---- Dataset

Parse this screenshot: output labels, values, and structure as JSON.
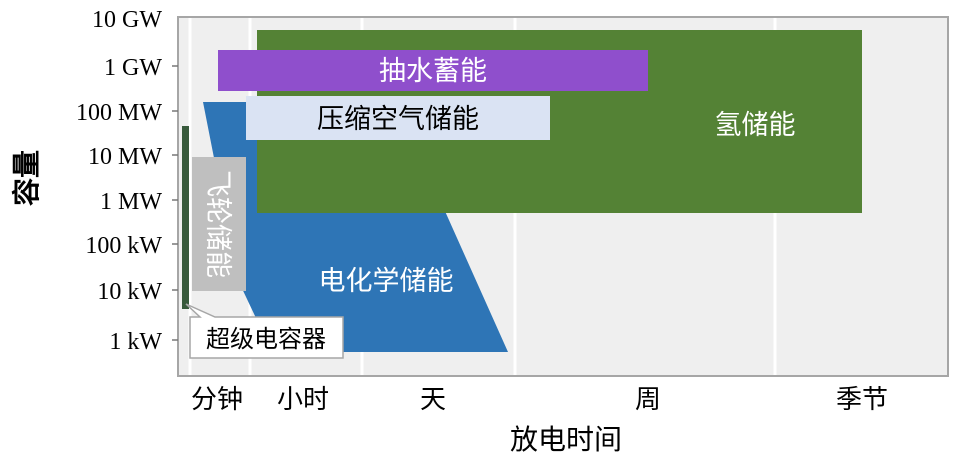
{
  "ylabel": "容量",
  "xlabel": "放电时间",
  "y_ticks": [
    "10 GW",
    "1 GW",
    "100 MW",
    "10 MW",
    "1 MW",
    "100 kW",
    "10 kW",
    "1 kW"
  ],
  "x_ticks": [
    "分钟",
    "小时",
    "天",
    "周",
    "季节"
  ],
  "technologies": {
    "hydrogen": {
      "label": "氢储能",
      "color": "#548235"
    },
    "pumped_hydro": {
      "label": "抽水蓄能",
      "color": "#8f4fcc"
    },
    "compressed_air": {
      "label": "压缩空气储能",
      "color": "#dae3f3"
    },
    "electrochemical": {
      "label": "电化学储能",
      "color": "#2e75b6"
    },
    "flywheel": {
      "label": "飞轮储能",
      "color": "#bfbfbf"
    },
    "supercapacitor": {
      "label": "超级电容器",
      "color": "#385a3c"
    }
  },
  "colors": {
    "plot_background": "#efefef",
    "grid": "#ffffff",
    "frame": "#a6a6a6"
  }
}
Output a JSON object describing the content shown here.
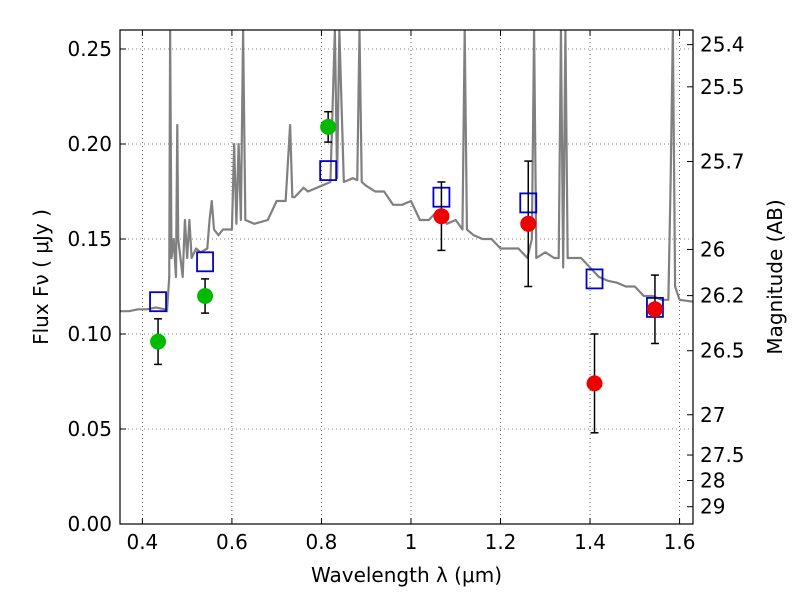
{
  "chart_data": {
    "type": "scatter",
    "xlabel": "Wavelength  λ (μm)",
    "ylabel": "Flux  Fν  ( μJy )",
    "ylabel_right": "Magnitude (AB)",
    "xlim": [
      0.35,
      1.63
    ],
    "ylim": [
      0.0,
      0.26
    ],
    "grid": true,
    "x_ticks": [
      0.4,
      0.6,
      0.8,
      1.0,
      1.2,
      1.4,
      1.6
    ],
    "x_tick_labels": [
      "0.4",
      "0.6",
      "0.8",
      "1",
      "1.2",
      "1.4",
      "1.6"
    ],
    "y_ticks": [
      0.0,
      0.05,
      0.1,
      0.15,
      0.2,
      0.25
    ],
    "y_tick_labels": [
      "0.00",
      "0.05",
      "0.10",
      "0.15",
      "0.20",
      "0.25"
    ],
    "right_axis": {
      "labels": [
        "25.4",
        "25.5",
        "25.7",
        "26",
        "26.2",
        "26.5",
        "27",
        "27.5",
        "28",
        "29"
      ],
      "flux_positions": [
        0.2523,
        0.2301,
        0.1908,
        0.1445,
        0.1202,
        0.0912,
        0.0575,
        0.0363,
        0.0229,
        0.0091
      ]
    },
    "series": [
      {
        "style": "line",
        "color": "#808080",
        "x": [
          0.35,
          0.37,
          0.39,
          0.41,
          0.43,
          0.45,
          0.455,
          0.46,
          0.462,
          0.465,
          0.47,
          0.475,
          0.478,
          0.48,
          0.485,
          0.49,
          0.495,
          0.5,
          0.505,
          0.51,
          0.52,
          0.53,
          0.545,
          0.55,
          0.555,
          0.56,
          0.57,
          0.58,
          0.6,
          0.605,
          0.61,
          0.615,
          0.62,
          0.625,
          0.63,
          0.65,
          0.68,
          0.7,
          0.72,
          0.73,
          0.735,
          0.74,
          0.76,
          0.77,
          0.78,
          0.8,
          0.82,
          0.83,
          0.835,
          0.84,
          0.85,
          0.86,
          0.87,
          0.88,
          0.885,
          0.89,
          0.9,
          0.92,
          0.94,
          0.96,
          0.98,
          1.0,
          1.02,
          1.04,
          1.06,
          1.08,
          1.1,
          1.115,
          1.12,
          1.125,
          1.14,
          1.16,
          1.18,
          1.2,
          1.22,
          1.24,
          1.26,
          1.27,
          1.275,
          1.28,
          1.3,
          1.32,
          1.33,
          1.335,
          1.34,
          1.345,
          1.35,
          1.36,
          1.38,
          1.4,
          1.42,
          1.44,
          1.46,
          1.48,
          1.5,
          1.52,
          1.54,
          1.56,
          1.575,
          1.58,
          1.585,
          1.59,
          1.6,
          1.63
        ],
        "y": [
          0.112,
          0.112,
          0.113,
          0.113,
          0.114,
          0.113,
          0.112,
          0.13,
          0.26,
          0.14,
          0.15,
          0.13,
          0.21,
          0.15,
          0.14,
          0.13,
          0.16,
          0.14,
          0.16,
          0.14,
          0.145,
          0.143,
          0.145,
          0.16,
          0.17,
          0.155,
          0.152,
          0.155,
          0.155,
          0.2,
          0.158,
          0.2,
          0.16,
          0.26,
          0.16,
          0.158,
          0.16,
          0.17,
          0.17,
          0.21,
          0.172,
          0.172,
          0.177,
          0.175,
          0.176,
          0.178,
          0.18,
          0.26,
          0.182,
          0.26,
          0.18,
          0.181,
          0.182,
          0.181,
          0.26,
          0.18,
          0.178,
          0.175,
          0.175,
          0.168,
          0.168,
          0.17,
          0.16,
          0.16,
          0.165,
          0.158,
          0.16,
          0.155,
          0.26,
          0.155,
          0.152,
          0.15,
          0.15,
          0.145,
          0.145,
          0.145,
          0.14,
          0.15,
          0.26,
          0.14,
          0.143,
          0.14,
          0.14,
          0.26,
          0.135,
          0.26,
          0.14,
          0.14,
          0.14,
          0.135,
          0.13,
          0.128,
          0.127,
          0.125,
          0.125,
          0.12,
          0.12,
          0.118,
          0.118,
          0.18,
          0.26,
          0.125,
          0.118,
          0.117
        ]
      },
      {
        "style": "open-square",
        "color": "#0000cc",
        "x": [
          0.435,
          0.54,
          0.815,
          1.068,
          1.262,
          1.41,
          1.545
        ],
        "y": [
          0.117,
          0.138,
          0.186,
          0.172,
          0.169,
          0.129,
          0.114
        ]
      },
      {
        "style": "filled-circle",
        "color": "#00bb00",
        "x": [
          0.435,
          0.54,
          0.815
        ],
        "y": [
          0.096,
          0.12,
          0.209
        ],
        "yerr": [
          0.012,
          0.009,
          0.008
        ]
      },
      {
        "style": "filled-circle",
        "color": "#ee0000",
        "x": [
          1.068,
          1.262,
          1.41,
          1.545
        ],
        "y": [
          0.162,
          0.158,
          0.074,
          0.113
        ],
        "yerr": [
          0.018,
          0.033,
          0.026,
          0.018
        ]
      }
    ]
  }
}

--------

Search the data for "style". Copy every matching line.

▶ **Exercise output**
        "style": "line",
        "style": "open-square",
        "style": "filled-circle",
        "style": "filled-circle",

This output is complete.